[Kutipan Halaman]
++++++
Friday, July 25, 2008

Tetouan:

antik, unik, mungil dan menarik[1]

Syariful Hidayat

Tetouan adalah satu dari sekian kota Maroko yang antik, unik, mungil dan menarik. Berjarak 10 km dari pantai Mediterania yang terkenal dengan keunggulannya memoles diri di musim panas dan dengan posisi geografis ini, Tetouan menjadi salah satu kota penghubung dunia Timur dan Eropa.

Keantikan kota ini terlihat pada corak arsitek bangunan yang autentik tetapi bisa terus berkembang; corak yang membuktikan pengaruh besar Andalusia [711 M-1492 M] yang pada masanya merupakan pusat peradaban barat Islam. Ciri khas ini tak terpisahkan dari eksistensi Tetouan.
++++++
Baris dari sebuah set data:

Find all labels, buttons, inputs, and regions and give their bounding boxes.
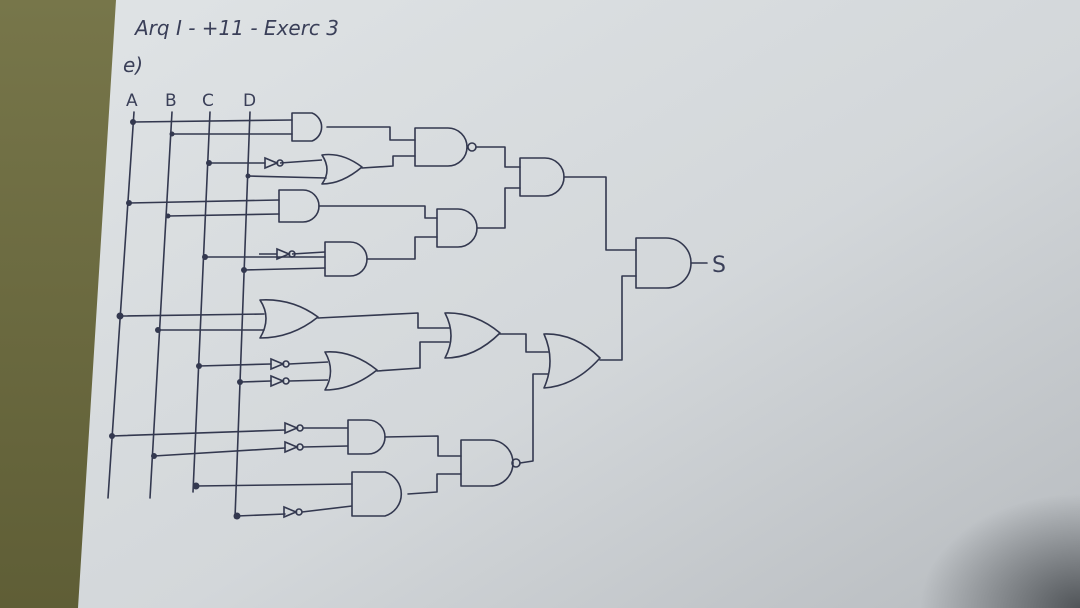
output-label-s: S <box>712 253 726 278</box>
junction-dot <box>109 433 115 439</box>
wire-inv4-g6 <box>288 379 329 382</box>
wire-g14-g15 <box>599 275 637 361</box>
junction-dot <box>169 131 175 137</box>
nand-gate-9 <box>414 127 468 167</box>
junction-dot <box>196 363 202 369</box>
input-label-a: A <box>126 91 138 111</box>
or-gate-6 <box>324 351 378 391</box>
wire-g8-g12 <box>407 473 462 495</box>
wire-c-inv3 <box>198 363 272 367</box>
junction-dot <box>241 267 247 273</box>
and-gate-4 <box>324 241 368 277</box>
wire-inv7-g8 <box>301 505 353 513</box>
wire-g10-g13 <box>476 187 521 229</box>
junction-dot <box>151 453 157 459</box>
or-gate-14 <box>543 333 601 389</box>
wire-g13-g15 <box>563 176 637 251</box>
junction-dot <box>155 327 161 333</box>
wire-g1-g9 <box>326 126 416 141</box>
junction-dot <box>130 119 136 125</box>
junction-dot <box>192 482 200 490</box>
input-label-c: C <box>202 91 214 111</box>
wire-g3-g10 <box>318 205 438 219</box>
input-label-b: B <box>165 91 177 111</box>
wire-g7-g12 <box>384 435 462 457</box>
junction-dot <box>165 213 171 219</box>
wire-d-g4 <box>243 267 326 271</box>
and-gate-7 <box>347 419 386 455</box>
wire-inv6-g7 <box>302 445 349 448</box>
junction-dot <box>233 512 241 520</box>
and-gate-1 <box>291 112 323 142</box>
exercise-item-label: e) <box>123 53 143 77</box>
and-gate-3 <box>278 189 320 223</box>
wire-g9-g13 <box>475 146 521 168</box>
bus-line-c <box>192 111 211 493</box>
wire-d-inv4 <box>239 380 272 383</box>
bus-line-b <box>149 111 173 499</box>
input-label-d: D <box>243 91 256 111</box>
wire-d-inv7 <box>236 513 286 517</box>
or-gate-5 <box>259 299 319 339</box>
junction-dot <box>245 173 251 179</box>
wire-inv1-g2 <box>279 159 323 164</box>
wire-a-g5 <box>119 313 265 317</box>
junction-dot <box>206 160 212 166</box>
wire-inv3-g6 <box>288 361 329 365</box>
or-gate-2 <box>321 153 363 185</box>
junction-dots <box>109 119 251 520</box>
wire-a-g1 <box>132 119 293 123</box>
wire-b-g3 <box>167 213 280 217</box>
and-gate-8 <box>351 471 403 517</box>
wire-g5-g11 <box>317 312 450 329</box>
wire-inv2-g4 <box>291 251 326 255</box>
wire-g2-g9 <box>361 155 416 169</box>
wire-a-inv5 <box>111 429 286 437</box>
junction-dot <box>116 312 124 320</box>
wire-g6-g11 <box>376 341 450 372</box>
wire-g12-g14 <box>519 373 549 464</box>
wire-b-inv6 <box>153 447 286 457</box>
junction-dot <box>237 379 243 385</box>
or-gate-11 <box>444 312 501 359</box>
junction-dot <box>202 254 208 260</box>
wire-a-g3 <box>128 199 280 204</box>
and-gate-10 <box>436 208 478 248</box>
and-gate-13 <box>519 157 565 197</box>
wire-c-g8 <box>195 483 353 487</box>
wire-g11-g14 <box>499 333 549 353</box>
exercise-title: Arq I - +11 - Exerc 3 <box>133 16 339 40</box>
junction-dot <box>126 200 132 206</box>
and-gate-15 <box>635 237 692 289</box>
paper-shadow <box>760 380 1080 608</box>
wire-g4-g10 <box>366 236 438 260</box>
wire-d-g2 <box>247 175 327 179</box>
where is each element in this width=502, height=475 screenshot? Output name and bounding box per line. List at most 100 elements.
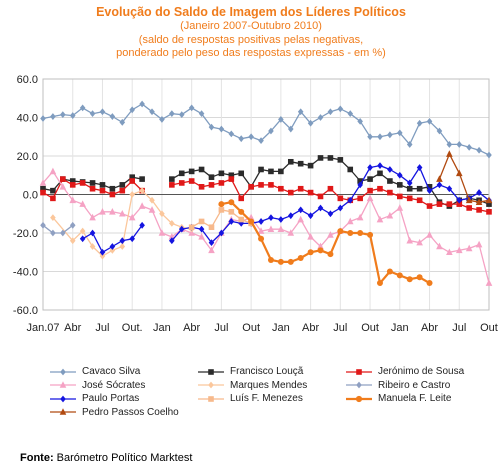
data-point (455, 169, 463, 177)
data-point (465, 196, 473, 204)
data-point (218, 207, 225, 213)
legend-item: Francisco Louçã (198, 366, 303, 377)
data-point (158, 229, 166, 236)
data-point (307, 233, 314, 240)
data-point (129, 191, 135, 198)
data-point (406, 179, 413, 187)
legend-swatch (346, 395, 372, 402)
data-point (119, 182, 126, 188)
data-point (109, 208, 116, 215)
data-point (238, 216, 245, 223)
legend-label: José Sócrates (82, 379, 146, 391)
data-point (327, 210, 334, 218)
data-point (456, 201, 463, 207)
data-point (436, 201, 443, 207)
data-point (466, 205, 472, 211)
data-point (129, 106, 135, 114)
data-point (367, 176, 373, 182)
data-point (317, 242, 324, 250)
data-point (79, 235, 86, 243)
data-point (99, 248, 106, 256)
data-point (258, 166, 264, 173)
data-point (208, 239, 215, 247)
data-point (198, 184, 205, 190)
data-point (258, 182, 264, 188)
data-point (297, 206, 304, 214)
data-point (486, 201, 492, 207)
data-point (367, 187, 373, 194)
data-point (347, 110, 354, 118)
data-point (426, 203, 433, 209)
data-point (228, 209, 235, 215)
data-point (278, 216, 284, 223)
data-point (337, 204, 344, 212)
data-point (50, 113, 56, 120)
legend-item: José Sócrates (50, 380, 145, 391)
data-point (465, 244, 473, 252)
x-tick-label: Out. (122, 322, 143, 334)
data-point (40, 115, 46, 122)
data-point (198, 218, 205, 225)
data-point (257, 227, 265, 234)
x-tick-label: Jul (214, 322, 228, 334)
data-point (99, 108, 106, 116)
y-tick-label: 40.0 (17, 113, 38, 125)
x-tick-label: Jul (95, 322, 109, 334)
data-point (159, 210, 165, 218)
data-point (40, 185, 46, 192)
data-point (99, 182, 106, 188)
series-cavaco-silva (40, 100, 492, 159)
data-point (129, 174, 135, 180)
data-point (129, 235, 135, 243)
data-point (426, 280, 433, 287)
x-tick-label: Jul (333, 322, 347, 334)
data-point (69, 237, 76, 245)
data-point (356, 213, 364, 221)
data-point (376, 280, 383, 287)
data-point (377, 170, 383, 177)
legend-item: Ribeiro e Castro (346, 380, 450, 391)
data-point (406, 195, 413, 202)
data-point (208, 174, 215, 180)
series-line (52, 189, 192, 257)
data-point (386, 211, 394, 219)
data-point (109, 113, 116, 120)
data-point (356, 368, 362, 375)
data-point (218, 229, 225, 237)
series-line (221, 201, 431, 285)
data-point (139, 221, 145, 229)
legend-label: Jerónimo de Sousa (378, 366, 465, 377)
data-point (248, 133, 254, 141)
data-point (446, 248, 453, 256)
data-point (59, 408, 67, 415)
data-point (317, 247, 324, 254)
data-point (238, 208, 245, 215)
legend-label: Francisco Louçã (230, 366, 304, 377)
legend-item: Cavaco Silva (50, 366, 140, 377)
chart-subtitle-3: ponderado pelo peso das respostas expres… (116, 47, 386, 59)
data-point (387, 131, 393, 139)
data-point (169, 219, 175, 227)
x-tick-label: Jan (391, 322, 409, 334)
series-manuela-f-leite (218, 199, 433, 287)
data-point (208, 246, 215, 254)
data-point (456, 141, 463, 148)
data-point (386, 268, 393, 275)
data-point (277, 258, 284, 265)
data-point (188, 104, 195, 112)
legend-item: Manuela F. Leite (346, 393, 451, 404)
data-point (89, 110, 96, 118)
data-point (277, 225, 285, 232)
data-point (287, 158, 294, 165)
data-point (79, 227, 86, 235)
data-point (59, 381, 67, 388)
data-point (297, 255, 304, 262)
data-point (188, 178, 195, 184)
data-point (268, 127, 274, 135)
series-line (42, 224, 74, 234)
data-point (387, 166, 393, 173)
data-point (357, 195, 363, 202)
data-point (476, 146, 482, 154)
data-point (327, 231, 334, 238)
data-point (89, 229, 96, 237)
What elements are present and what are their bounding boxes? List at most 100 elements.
++++++
[Sasaran Tugas]
(1) Tuliskan kembali bagian tulisan tentang Tetouan yang dibuka dengan kata-kata berisi "Tetouan adalah satu" dan ditutup dengan "Timur dan Eropa.".
(2) Sambung tulisan tentang kota Tetouan, dimulai sesudah kalimat terakhirnya.

[Hasil]
(1)
Tetouan adalah satu dari sekian kota Maroko yang antik, unik, mungil dan menarik. Berjarak 10 km dari pantai Mediterania yang terkenal dengan keunggulannya memoles diri di musim panas dan dengan posisi geografis ini, Tetouan menjadi salah satu kota penghubung dunia Timur dan Eropa.

(2)
Kemungilannya nampak pada posisi geografisnya yang berbatasan dengan kota Tanger di selatan, Ceuta di utara dan laut Mediterania di Timur. Banyak orang bilang, Tetouan tak lebih dari satu arah jalan dari barat ke timur. Kekhasan Tetouan, sebagaimana dituturkan Ibn Hazm, dipoles oleh masyarakatnya yang lembut tutur katanya, cerah kulitnya dan cakep perawakannya.

Sejak abad ke-11 Masehi, kota yang berada diantara ketinggian dua gunung Darsah dan Rif ini hadir dengan derasan pengaruh budaya kaum Tamudah (abad ke-3 SM) yang berhasil ditaklukkan oleh pasukan Romawi di tahun 42 SM. Keadaan ini terus berlangsung sampai datangnya Sultan Marini Abu Tsabit (awal abad ke-14, tahun 1307) membangun benteng untuk membebaskan kota Ceuta. Tetapi sayang, usaha beliau diketahui oleh Raja Spanyol Henry III (tahun 1399) dan penyerbuan besar-besaran Raja Henry tak mampu dibendungnya.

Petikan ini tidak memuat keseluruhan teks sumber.